** START OF Material shown **
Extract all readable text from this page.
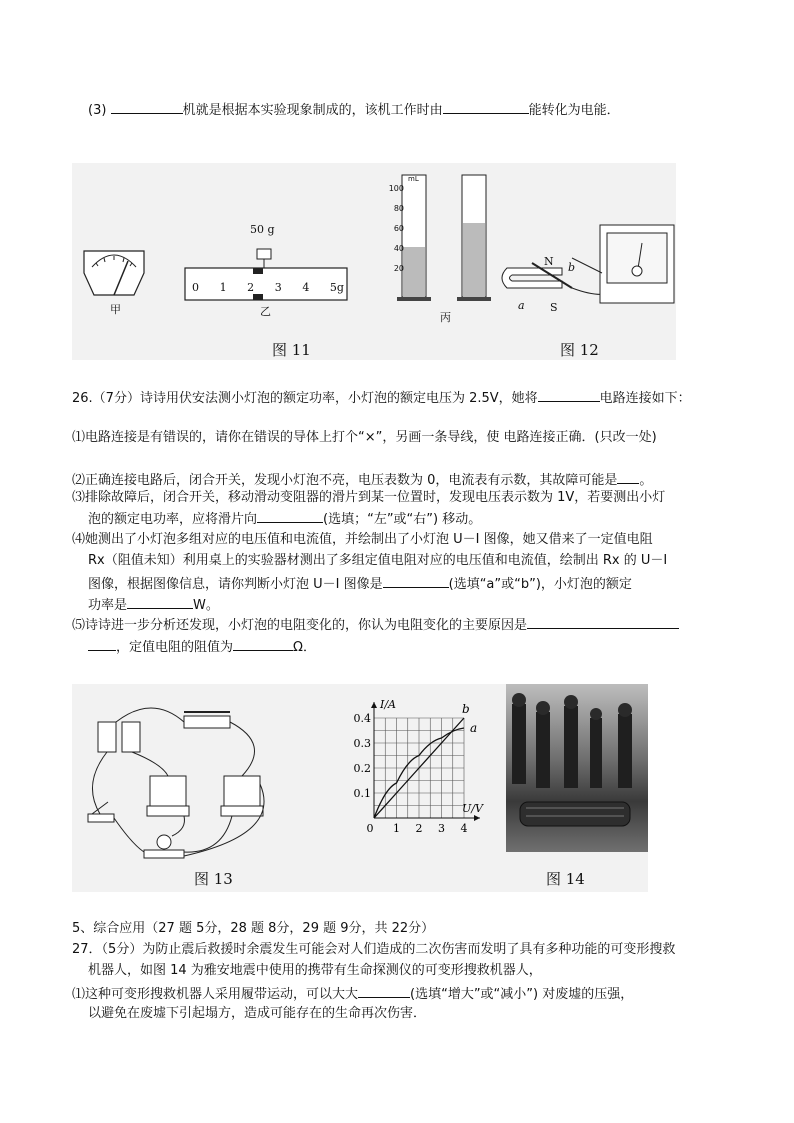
(3)	机就是根据本实验现象制成的，该机工作时由	能转化为电能．
甲
50 g
0 1 2 3 4 5g
乙
mL
100
80
60
40
20
丙
N
S
a
b
图 11	图 12
26.（7分）诗诗用伏安法测小灯泡的额定功率，小灯泡的额定电压为 2.5V，她将	电路连接如下：
⑴电路连接是有错误的，请你在错误的导体上打个“×”，另画一条导线，使 电路连接正确．(只改一处)
⑵正确连接电路后，闭合开关，发现小灯泡不亮，电压表数为 0，电流表有示数，其故障可能是 。
⑶排除故障后，闭合开关，移动滑动变阻器的滑片到某一位置时，发现电压表示数为 1V，若要测出小灯
泡的额定电功率，应将滑片向	(选填；“左”或“右”) 移动。
⑷她测出了小灯泡多组对应的电压值和电流值，并绘制出了小灯泡 U－I 图像，她又借来了一定值电阻
Rx（阻值未知）利用桌上的实验器材测出了多组定值电阻对应的电压值和电流值，绘制出 Rx 的 U－I
图像，根据图像信息，请你判断小灯泡 U－I 图像是	(选填“a”或“b”)，小灯泡的额定
功率是	W。
⑸诗诗进一步分析还发现，小灯泡的电阻变化的，你认为电阻变化的主要原因是
，定值电阻的阻值为	Ω．
图 13
0.4
0.3
0.2
0.1
0 1 2 3 4
I/A
U/V
a
b
图 14
5、综合应用（27 题 5分，28 题 8分，29 题 9分，共 22分）
27．（5分）为防止震后救援时余震发生可能会对人们造成的二次伤害而发明了具有多种功能的可变形搜救
机器人，如图 14 为雅安地震中使用的携带有生命探测仪的可变形搜救机器人，
⑴这种可变形搜救机器人采用履带运动，可以大大	(选填“增大”或“减小”) 对废墟的压强，
以避免在废墟下引起塌方，造成可能存在的生命再次伤害．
** END OF Material shown **
**Work to do:**
Please write out all of the material above without changing a word, and omit any pictures.

**Solution:**
Extract all readable text from this page.
(3)	机就是根据本实验现象制成的，该机工作时由	能转化为电能．
甲
50 g
0 1 2 3 4 5g
乙
mL
100
80
60
40
20
丙
N
S
a
b
图 11	图 12
26.（7分）诗诗用伏安法测小灯泡的额定功率，小灯泡的额定电压为 2.5V，她将	电路连接如下：
⑴电路连接是有错误的，请你在错误的导体上打个“×”，另画一条导线，使 电路连接正确．(只改一处)
⑵正确连接电路后，闭合开关，发现小灯泡不亮，电压表数为 0，电流表有示数，其故障可能是 。
⑶排除故障后，闭合开关，移动滑动变阻器的滑片到某一位置时，发现电压表示数为 1V，若要测出小灯
泡的额定电功率，应将滑片向	(选填；“左”或“右”) 移动。
⑷她测出了小灯泡多组对应的电压值和电流值，并绘制出了小灯泡 U－I 图像，她又借来了一定值电阻
Rx（阻值未知）利用桌上的实验器材测出了多组定值电阻对应的电压值和电流值，绘制出 Rx 的 U－I
图像，根据图像信息，请你判断小灯泡 U－I 图像是	(选填“a”或“b”)，小灯泡的额定
功率是	W。
⑸诗诗进一步分析还发现，小灯泡的电阻变化的，你认为电阻变化的主要原因是
，定值电阻的阻值为	Ω．
图 13
0.4
0.3
0.2
0.1
0 1 2 3 4
I/A
U/V
a
b
图 14
5、综合应用（27 题 5分，28 题 8分，29 题 9分，共 22分）
27．（5分）为防止震后救援时余震发生可能会对人们造成的二次伤害而发明了具有多种功能的可变形搜救
机器人，如图 14 为雅安地震中使用的携带有生命探测仪的可变形搜救机器人，
⑴这种可变形搜救机器人采用履带运动，可以大大	(选填“增大”或“减小”) 对废墟的压强，
以避免在废墟下引起塌方，造成可能存在的生命再次伤害．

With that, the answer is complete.